Given task:
Return the full listing exactly as it is written.

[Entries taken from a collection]
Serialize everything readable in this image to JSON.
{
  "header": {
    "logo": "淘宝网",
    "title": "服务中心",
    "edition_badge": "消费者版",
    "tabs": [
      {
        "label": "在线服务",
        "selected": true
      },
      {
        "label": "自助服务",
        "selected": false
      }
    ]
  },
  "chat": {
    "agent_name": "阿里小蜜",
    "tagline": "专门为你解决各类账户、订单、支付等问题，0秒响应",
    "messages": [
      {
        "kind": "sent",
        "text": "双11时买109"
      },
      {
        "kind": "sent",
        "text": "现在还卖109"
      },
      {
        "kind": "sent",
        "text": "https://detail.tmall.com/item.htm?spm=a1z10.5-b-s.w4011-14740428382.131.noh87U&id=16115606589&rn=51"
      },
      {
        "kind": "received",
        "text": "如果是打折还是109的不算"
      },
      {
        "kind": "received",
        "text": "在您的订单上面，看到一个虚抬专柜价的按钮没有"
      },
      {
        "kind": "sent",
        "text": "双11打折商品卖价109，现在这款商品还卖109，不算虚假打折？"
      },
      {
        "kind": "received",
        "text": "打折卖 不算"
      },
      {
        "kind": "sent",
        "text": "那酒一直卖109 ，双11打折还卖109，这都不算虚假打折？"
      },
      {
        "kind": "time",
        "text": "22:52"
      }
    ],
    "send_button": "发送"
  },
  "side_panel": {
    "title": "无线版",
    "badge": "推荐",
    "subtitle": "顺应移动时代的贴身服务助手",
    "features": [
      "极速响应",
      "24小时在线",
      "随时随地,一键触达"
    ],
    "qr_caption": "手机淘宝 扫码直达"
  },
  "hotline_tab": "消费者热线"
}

Solution for this problem:
Serialize everything readable in this image to JSON.
{
  "header": {
    "logo": "淘宝网",
    "title": "服务中心",
    "edition_badge": "消费者版",
    "tabs": [
      {
        "label": "在线服务",
        "selected": true
      },
      {
        "label": "自助服务",
        "selected": false
      }
    ]
  },
  "chat": {
    "agent_name": "阿里小蜜",
    "tagline": "专门为你解决各类账户、订单、支付等问题，0秒响应",
    "messages": [
      {
        "kind": "sent",
        "text": "双11时买109"
      },
      {
        "kind": "sent",
        "text": "现在还卖109"
      },
      {
        "kind": "sent",
        "text": "https://detail.tmall.com/item.htm?spm=a1z10.5-b-s.w4011-14740428382.131.noh87U&id=16115606589&rn=51"
      },
      {
        "kind": "received",
        "text": "如果是打折还是109的不算"
      },
      {
        "kind": "received",
        "text": "在您的订单上面，看到一个虚抬专柜价的按钮没有"
      },
      {
        "kind": "sent",
        "text": "双11打折商品卖价109，现在这款商品还卖109，不算虚假打折？"
      },
      {
        "kind": "received",
        "text": "打折卖 不算"
      },
      {
        "kind": "sent",
        "text": "那酒一直卖109 ，双11打折还卖109，这都不算虚假打折？"
      },
      {
        "kind": "time",
        "text": "22:52"
      }
    ],
    "send_button": "发送"
  },
  "side_panel": {
    "title": "无线版",
    "badge": "推荐",
    "subtitle": "顺应移动时代的贴身服务助手",
    "features": [
      "极速响应",
      "24小时在线",
      "随时随地,一键触达"
    ],
    "qr_caption": "手机淘宝 扫码直达"
  },
  "hotline_tab": "消费者热线"
}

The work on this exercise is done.